→ TASK TO COMPLETE: Copy the material that follows word for word and omit its pictures.

→ STORED ROWS:
_____
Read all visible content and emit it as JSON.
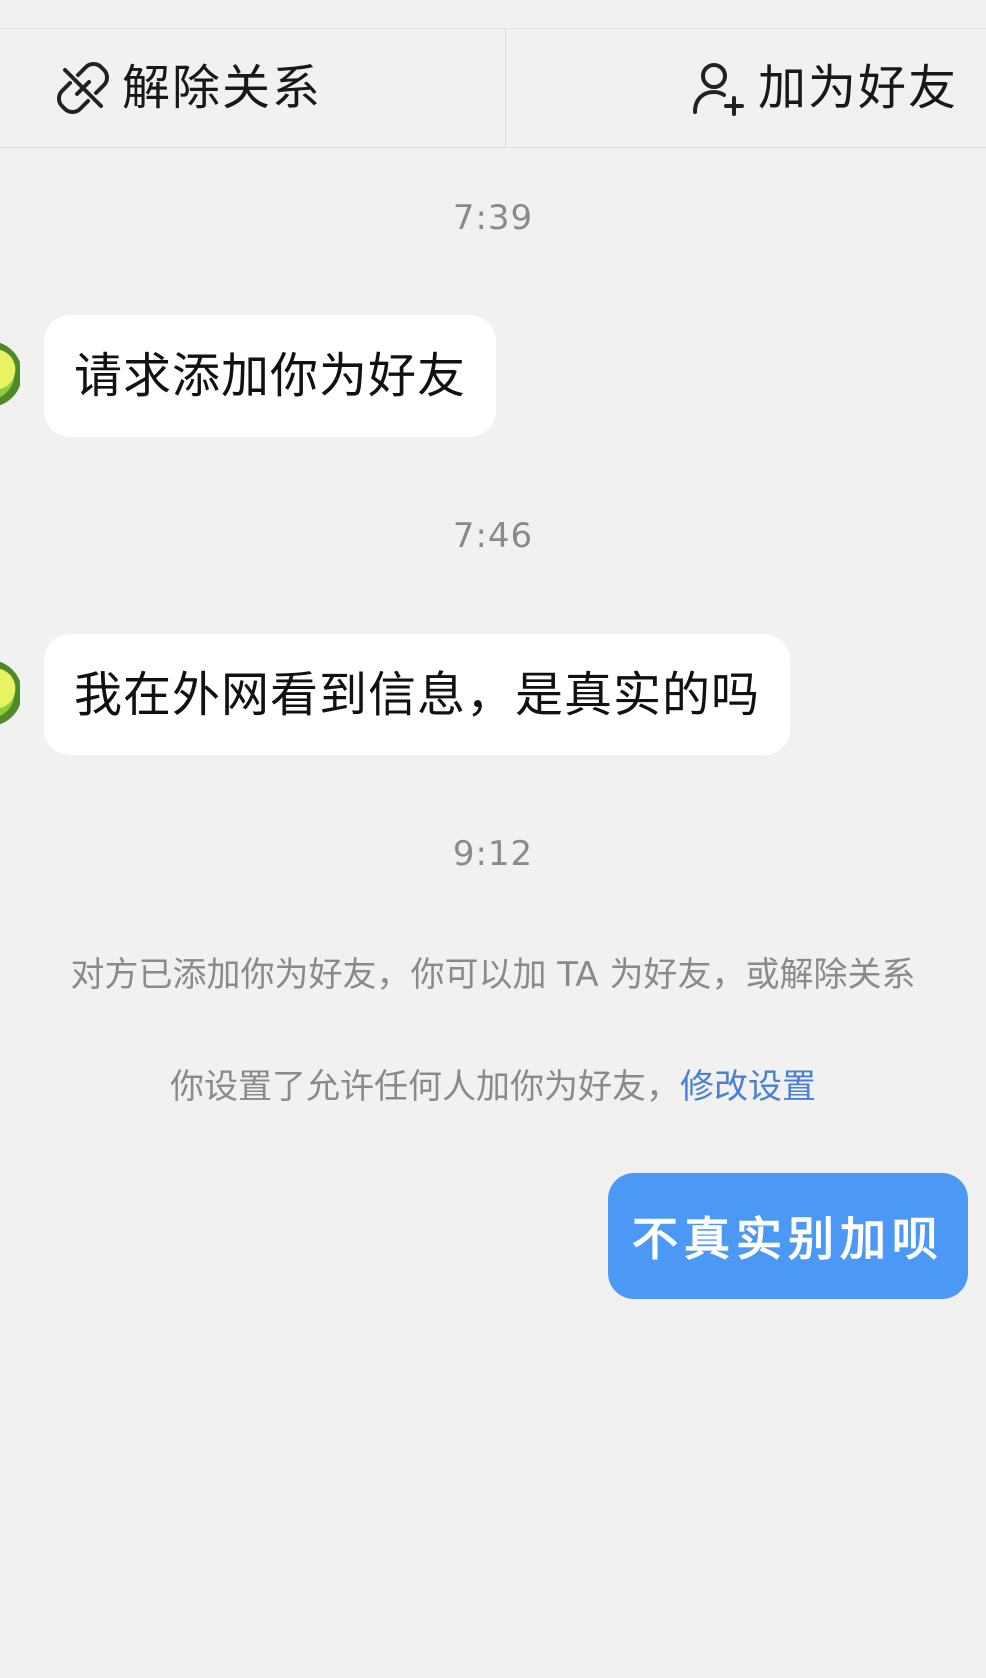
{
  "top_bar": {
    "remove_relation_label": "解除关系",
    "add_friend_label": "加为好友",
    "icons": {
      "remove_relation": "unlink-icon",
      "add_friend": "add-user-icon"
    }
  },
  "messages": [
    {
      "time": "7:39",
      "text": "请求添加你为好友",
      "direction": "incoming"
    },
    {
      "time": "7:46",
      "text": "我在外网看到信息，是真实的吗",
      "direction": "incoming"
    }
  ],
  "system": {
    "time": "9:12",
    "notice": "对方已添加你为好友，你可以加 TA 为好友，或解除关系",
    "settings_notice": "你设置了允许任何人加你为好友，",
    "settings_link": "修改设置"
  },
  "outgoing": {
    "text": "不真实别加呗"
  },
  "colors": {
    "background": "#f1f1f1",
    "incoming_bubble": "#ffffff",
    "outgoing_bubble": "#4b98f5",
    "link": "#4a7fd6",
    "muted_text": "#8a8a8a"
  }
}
_____
→ COMPLETED TASK:
Read all visible content and emit it as JSON.
{
  "top_bar": {
    "remove_relation_label": "解除关系",
    "add_friend_label": "加为好友",
    "icons": {
      "remove_relation": "unlink-icon",
      "add_friend": "add-user-icon"
    }
  },
  "messages": [
    {
      "time": "7:39",
      "text": "请求添加你为好友",
      "direction": "incoming"
    },
    {
      "time": "7:46",
      "text": "我在外网看到信息，是真实的吗",
      "direction": "incoming"
    }
  ],
  "system": {
    "time": "9:12",
    "notice": "对方已添加你为好友，你可以加 TA 为好友，或解除关系",
    "settings_notice": "你设置了允许任何人加你为好友，",
    "settings_link": "修改设置"
  },
  "outgoing": {
    "text": "不真实别加呗"
  },
  "colors": {
    "background": "#f1f1f1",
    "incoming_bubble": "#ffffff",
    "outgoing_bubble": "#4b98f5",
    "link": "#4a7fd6",
    "muted_text": "#8a8a8a"
  }
}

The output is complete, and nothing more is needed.